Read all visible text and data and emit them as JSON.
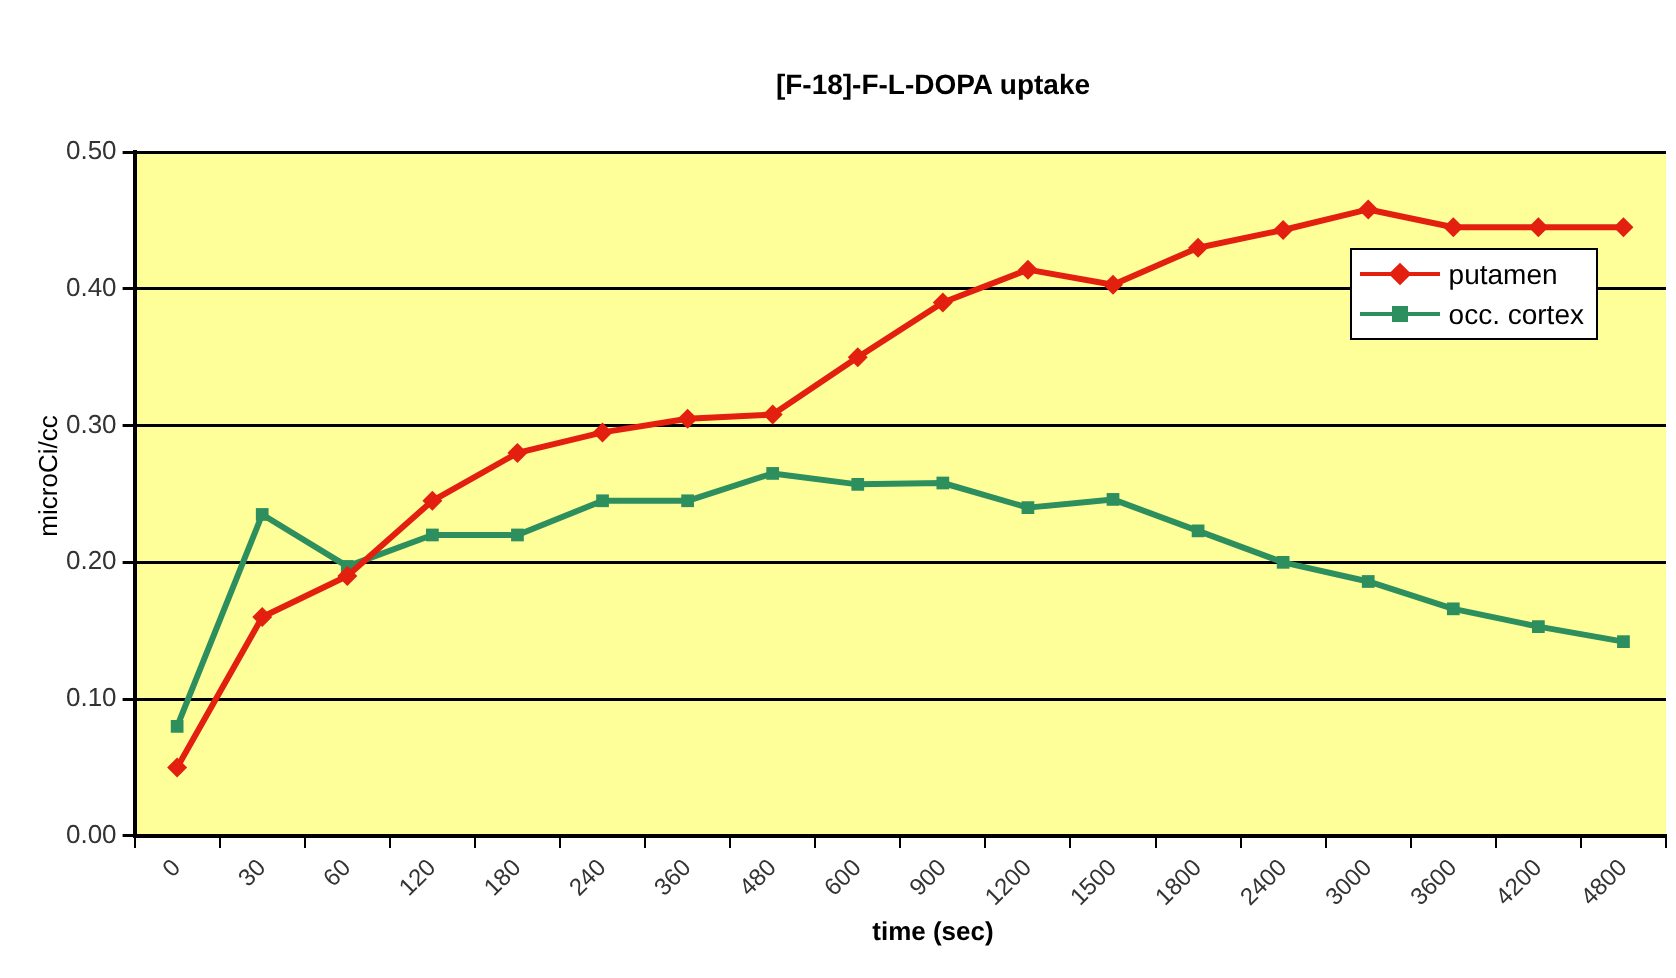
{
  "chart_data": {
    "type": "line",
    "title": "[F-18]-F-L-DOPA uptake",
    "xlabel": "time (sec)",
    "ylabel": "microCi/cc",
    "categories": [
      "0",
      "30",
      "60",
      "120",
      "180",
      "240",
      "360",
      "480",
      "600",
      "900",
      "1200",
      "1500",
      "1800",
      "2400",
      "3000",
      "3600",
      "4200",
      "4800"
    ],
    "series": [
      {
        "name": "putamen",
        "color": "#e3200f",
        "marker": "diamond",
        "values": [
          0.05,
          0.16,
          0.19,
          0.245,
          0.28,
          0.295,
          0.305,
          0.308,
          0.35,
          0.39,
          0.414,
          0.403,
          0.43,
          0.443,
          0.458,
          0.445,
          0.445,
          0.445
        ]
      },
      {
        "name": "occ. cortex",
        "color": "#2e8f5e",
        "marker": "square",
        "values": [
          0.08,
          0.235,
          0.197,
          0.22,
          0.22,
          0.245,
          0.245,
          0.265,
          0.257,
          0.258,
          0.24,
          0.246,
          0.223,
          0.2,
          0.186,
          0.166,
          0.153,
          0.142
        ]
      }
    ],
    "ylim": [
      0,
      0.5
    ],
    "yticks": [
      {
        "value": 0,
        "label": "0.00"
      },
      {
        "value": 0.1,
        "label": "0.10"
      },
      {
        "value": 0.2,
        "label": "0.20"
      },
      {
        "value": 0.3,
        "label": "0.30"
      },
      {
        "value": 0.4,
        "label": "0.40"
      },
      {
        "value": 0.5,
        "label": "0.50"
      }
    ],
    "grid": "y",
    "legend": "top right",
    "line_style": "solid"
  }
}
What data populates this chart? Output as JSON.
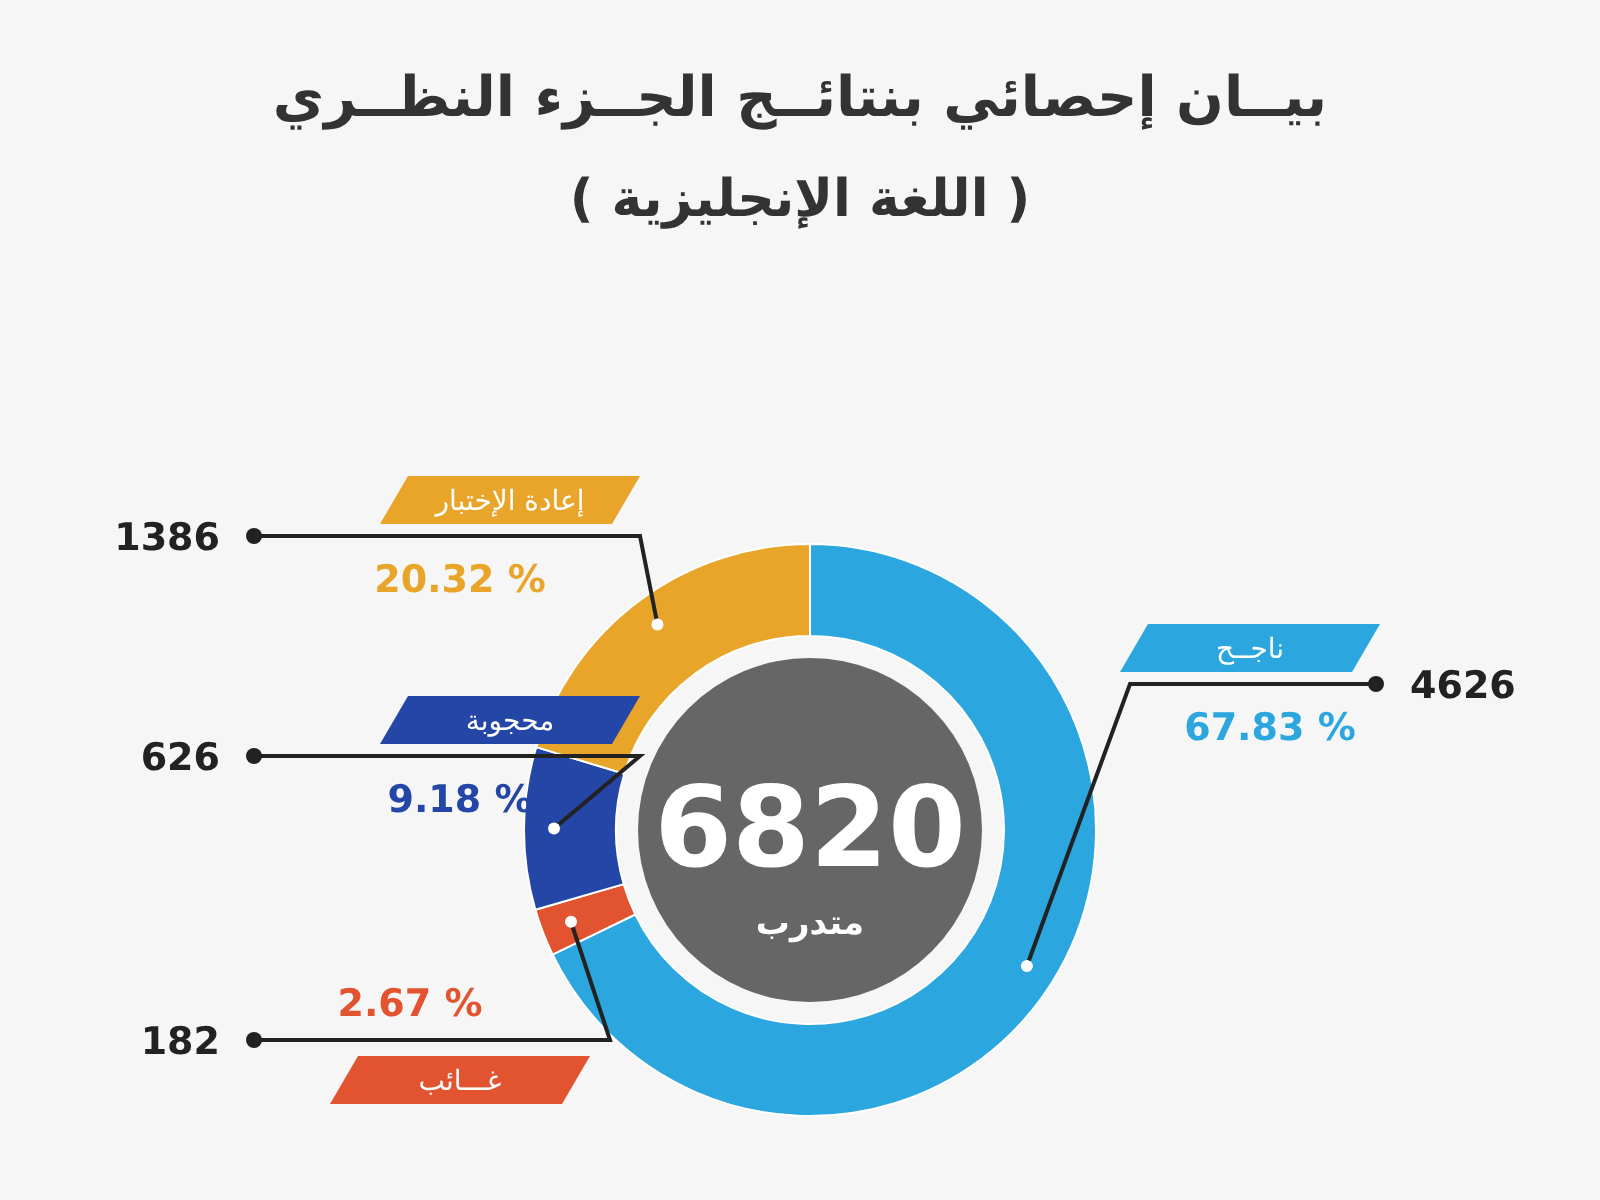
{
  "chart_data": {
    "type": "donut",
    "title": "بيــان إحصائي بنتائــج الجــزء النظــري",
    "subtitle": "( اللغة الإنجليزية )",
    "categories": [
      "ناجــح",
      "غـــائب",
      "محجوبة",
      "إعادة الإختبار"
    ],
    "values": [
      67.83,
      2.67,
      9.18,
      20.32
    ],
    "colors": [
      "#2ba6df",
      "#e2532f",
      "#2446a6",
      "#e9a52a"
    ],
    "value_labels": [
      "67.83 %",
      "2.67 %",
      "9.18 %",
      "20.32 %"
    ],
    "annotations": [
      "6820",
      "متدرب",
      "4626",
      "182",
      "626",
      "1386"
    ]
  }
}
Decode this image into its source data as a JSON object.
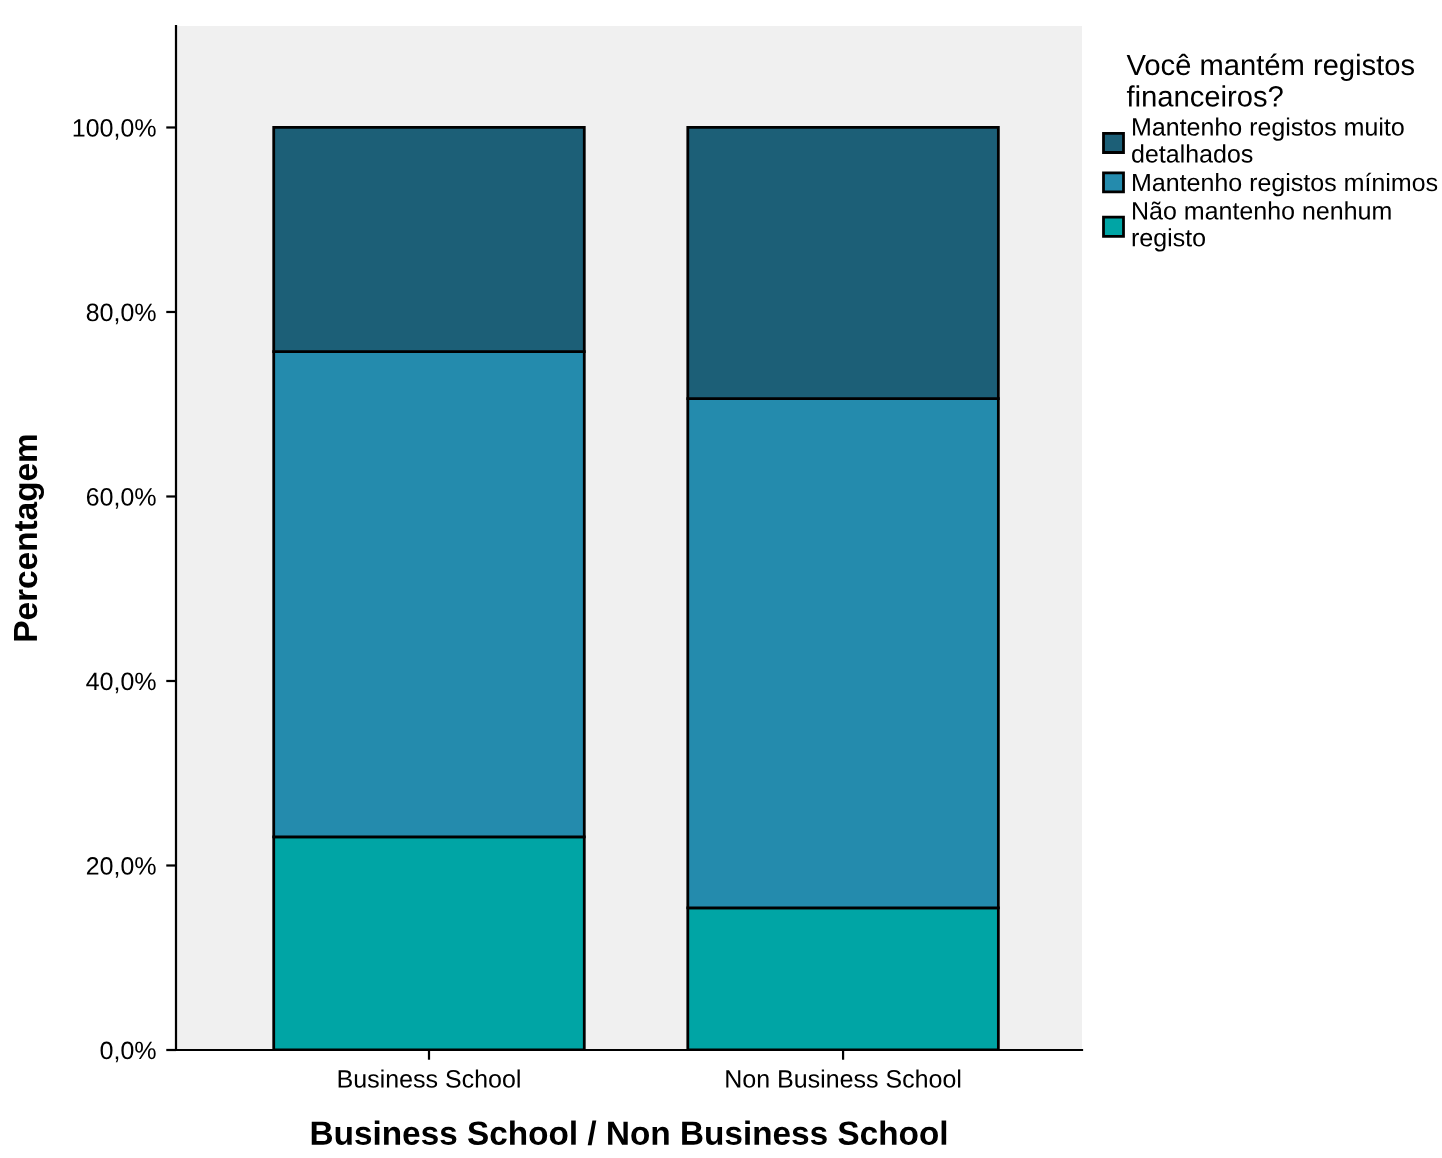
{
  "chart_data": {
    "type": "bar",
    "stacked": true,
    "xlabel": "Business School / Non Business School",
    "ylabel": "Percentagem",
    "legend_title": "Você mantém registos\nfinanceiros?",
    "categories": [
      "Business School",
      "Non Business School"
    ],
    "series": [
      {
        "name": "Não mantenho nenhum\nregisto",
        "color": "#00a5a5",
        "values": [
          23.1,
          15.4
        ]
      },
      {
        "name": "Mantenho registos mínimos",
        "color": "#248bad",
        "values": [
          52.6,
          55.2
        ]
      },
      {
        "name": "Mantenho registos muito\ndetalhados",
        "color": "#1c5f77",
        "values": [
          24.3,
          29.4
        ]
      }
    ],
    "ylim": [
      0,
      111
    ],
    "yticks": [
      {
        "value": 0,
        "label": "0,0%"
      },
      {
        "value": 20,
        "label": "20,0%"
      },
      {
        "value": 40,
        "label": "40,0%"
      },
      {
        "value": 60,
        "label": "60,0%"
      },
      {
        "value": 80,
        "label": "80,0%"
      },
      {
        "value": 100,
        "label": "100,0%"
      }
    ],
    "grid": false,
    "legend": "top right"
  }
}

━━━━━━━━━━━━━━━━━━━━━━━━━━━━━━

**Aim:**
Pictures are excluded; output everything else in the data verbatim.

**Exercise solution:**
Read all visible text and data and emit them as JSON.
{
  "chart_data": {
    "type": "line",
    "title": "[F-18]-F-L-DOPA uptake",
    "xlabel": "time (sec)",
    "ylabel": "microCi/cc",
    "categories": [
      "0",
      "30",
      "60",
      "120",
      "180",
      "240",
      "360",
      "480",
      "600",
      "900",
      "1200",
      "1500",
      "1800",
      "2400",
      "3000",
      "3600",
      "4200",
      "4800"
    ],
    "series": [
      {
        "name": "putamen",
        "color": "#e3200f",
        "marker": "diamond",
        "values": [
          0.05,
          0.16,
          0.19,
          0.245,
          0.28,
          0.295,
          0.305,
          0.308,
          0.35,
          0.39,
          0.414,
          0.403,
          0.43,
          0.443,
          0.458,
          0.445,
          0.445,
          0.445
        ]
      },
      {
        "name": "occ. cortex",
        "color": "#2e8f5e",
        "marker": "square",
        "values": [
          0.08,
          0.235,
          0.197,
          0.22,
          0.22,
          0.245,
          0.245,
          0.265,
          0.257,
          0.258,
          0.24,
          0.246,
          0.223,
          0.2,
          0.186,
          0.166,
          0.153,
          0.142
        ]
      }
    ],
    "ylim": [
      0,
      0.5
    ],
    "yticks": [
      {
        "value": 0,
        "label": "0.00"
      },
      {
        "value": 0.1,
        "label": "0.10"
      },
      {
        "value": 0.2,
        "label": "0.20"
      },
      {
        "value": 0.3,
        "label": "0.30"
      },
      {
        "value": 0.4,
        "label": "0.40"
      },
      {
        "value": 0.5,
        "label": "0.50"
      }
    ],
    "grid": "y",
    "legend": "top right",
    "line_style": "solid"
  }
}
What data populates this chart? Output as JSON.
{
  "chart_data": {
    "type": "donut",
    "title": "بيــان إحصائي بنتائــج الجــزء النظــري",
    "subtitle": "( اللغة الإنجليزية )",
    "categories": [
      "ناجــح",
      "غـــائب",
      "محجوبة",
      "إعادة الإختبار"
    ],
    "values": [
      67.83,
      2.67,
      9.18,
      20.32
    ],
    "colors": [
      "#2ba6df",
      "#e2532f",
      "#2446a6",
      "#e9a52a"
    ],
    "value_labels": [
      "67.83 %",
      "2.67 %",
      "9.18 %",
      "20.32 %"
    ],
    "annotations": [
      "6820",
      "متدرب",
      "4626",
      "182",
      "626",
      "1386"
    ]
  }
}
Decode this image into its source data as a JSON object.
{
  "chart_data": {
    "type": "bar",
    "stacked": true,
    "xlabel": "Business School / Non Business School",
    "ylabel": "Percentagem",
    "legend_title": "Você mantém registos\nfinanceiros?",
    "categories": [
      "Business School",
      "Non Business School"
    ],
    "series": [
      {
        "name": "Não mantenho nenhum\nregisto",
        "color": "#00a5a5",
        "values": [
          23.1,
          15.4
        ]
      },
      {
        "name": "Mantenho registos mínimos",
        "color": "#248bad",
        "values": [
          52.6,
          55.2
        ]
      },
      {
        "name": "Mantenho registos muito\ndetalhados",
        "color": "#1c5f77",
        "values": [
          24.3,
          29.4
        ]
      }
    ],
    "ylim": [
      0,
      111
    ],
    "yticks": [
      {
        "value": 0,
        "label": "0,0%"
      },
      {
        "value": 20,
        "label": "20,0%"
      },
      {
        "value": 40,
        "label": "40,0%"
      },
      {
        "value": 60,
        "label": "60,0%"
      },
      {
        "value": 80,
        "label": "80,0%"
      },
      {
        "value": 100,
        "label": "100,0%"
      }
    ],
    "grid": false,
    "legend": "top right"
  }
}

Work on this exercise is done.